Saved entries:
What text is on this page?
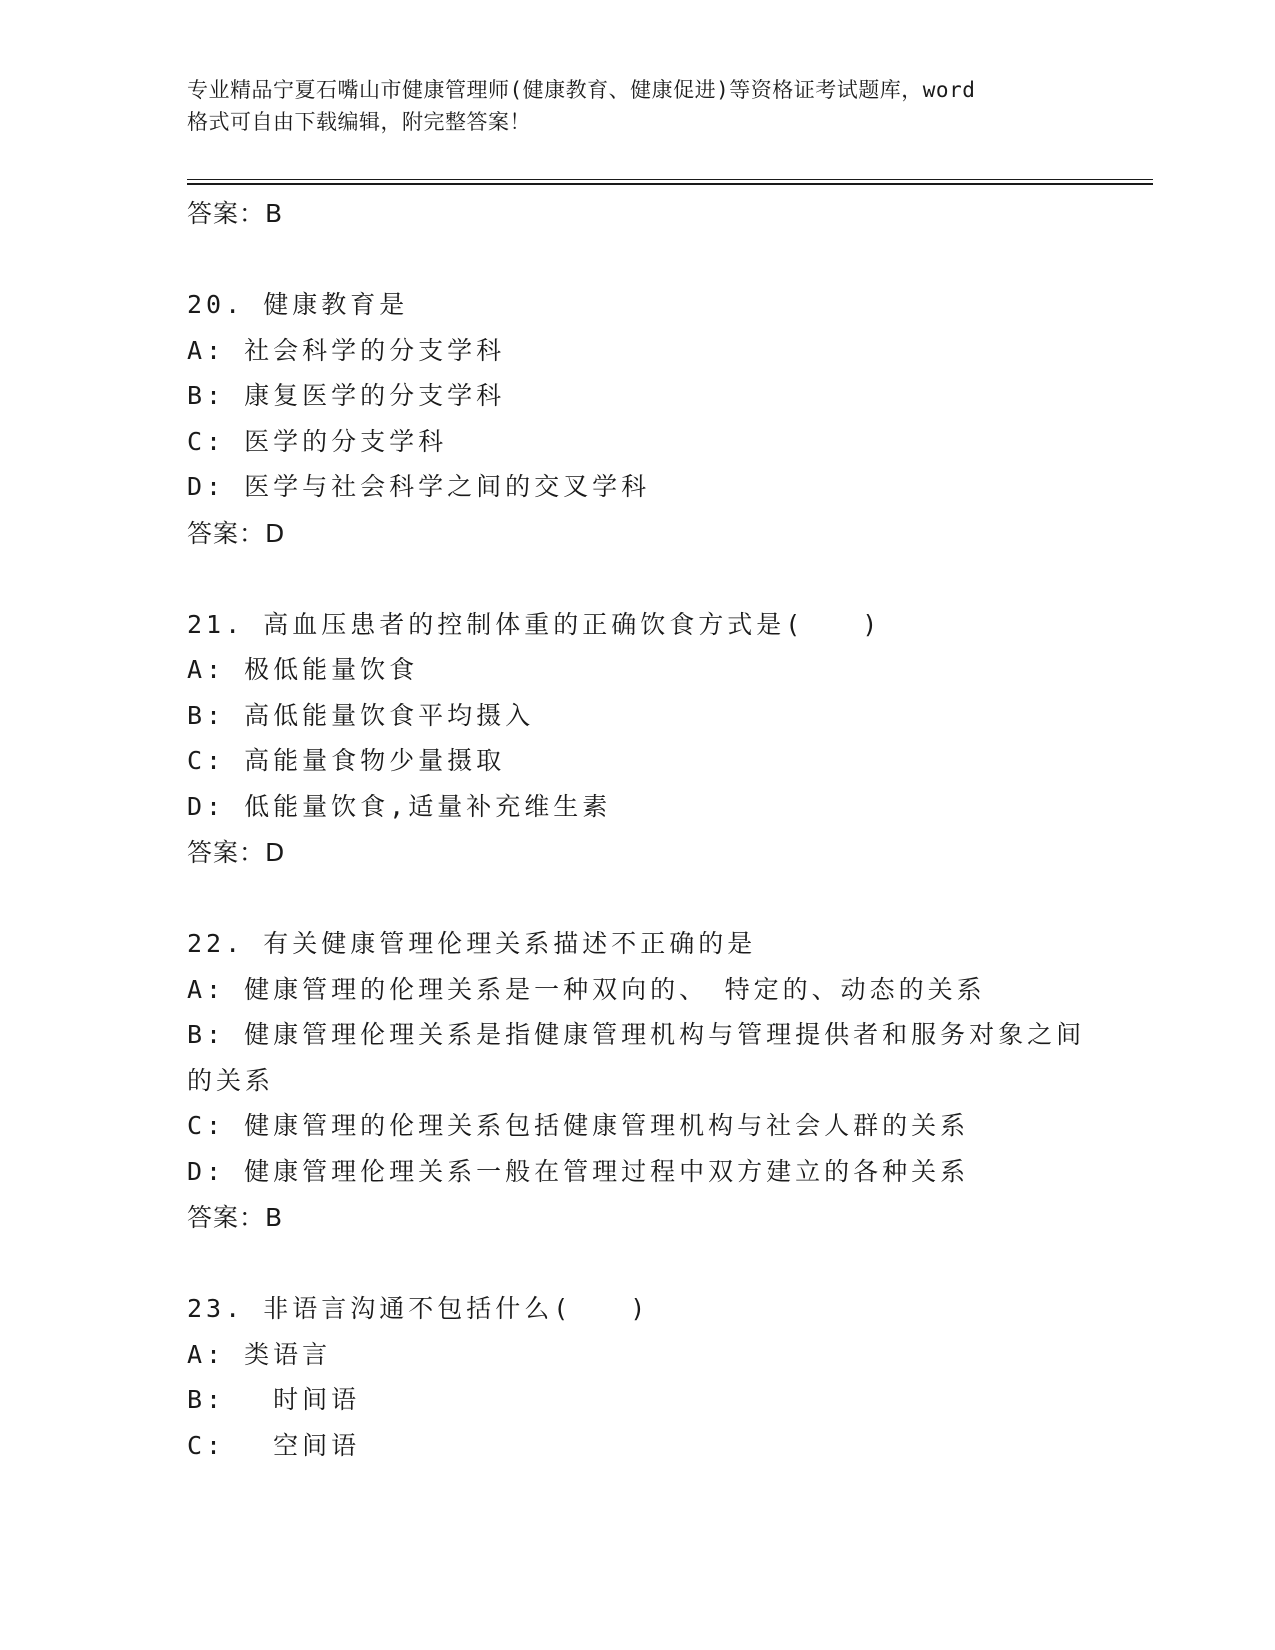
专业精品宁夏石嘴山市健康管理师(健康教育、健康促进)等资格证考试题库，word
格式可自由下载编辑，附完整答案！
答案：B
20. 健康教育是
A: 社会科学的分支学科
B: 康复医学的分支学科
C: 医学的分支学科
D: 医学与社会科学之间的交叉学科
答案：D
21. 高血压患者的控制体重的正确饮食方式是(　　)
A: 极低能量饮食
B: 高低能量饮食平均摄入
C: 高能量食物少量摄取
D: 低能量饮食,适量补充维生素
答案：D
22. 有关健康管理伦理关系描述不正确的是
A: 健康管理的伦理关系是一种双向的、　特定的、动态的关系
B: 健康管理伦理关系是指健康管理机构与管理提供者和服务对象之间的关系
C: 健康管理的伦理关系包括健康管理机构与社会人群的关系
D: 健康管理伦理关系一般在管理过程中双方建立的各种关系
答案：B
23. 非语言沟通不包括什么(　　)
A: 类语言
B: 　时间语
C: 　空间语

**Directions for this task**
Reproduce all of the entries word for word, skipping any pictures they hold.

**Answer for the task**
What text is on this page?
专业精品宁夏石嘴山市健康管理师(健康教育、健康促进)等资格证考试题库，word
格式可自由下载编辑，附完整答案！
答案：B
20. 健康教育是
A: 社会科学的分支学科
B: 康复医学的分支学科
C: 医学的分支学科
D: 医学与社会科学之间的交叉学科
答案：D
21. 高血压患者的控制体重的正确饮食方式是(　　)
A: 极低能量饮食
B: 高低能量饮食平均摄入
C: 高能量食物少量摄取
D: 低能量饮食,适量补充维生素
答案：D
22. 有关健康管理伦理关系描述不正确的是
A: 健康管理的伦理关系是一种双向的、　特定的、动态的关系
B: 健康管理伦理关系是指健康管理机构与管理提供者和服务对象之间的关系
C: 健康管理的伦理关系包括健康管理机构与社会人群的关系
D: 健康管理伦理关系一般在管理过程中双方建立的各种关系
答案：B
23. 非语言沟通不包括什么(　　)
A: 类语言
B: 　时间语
C: 　空间语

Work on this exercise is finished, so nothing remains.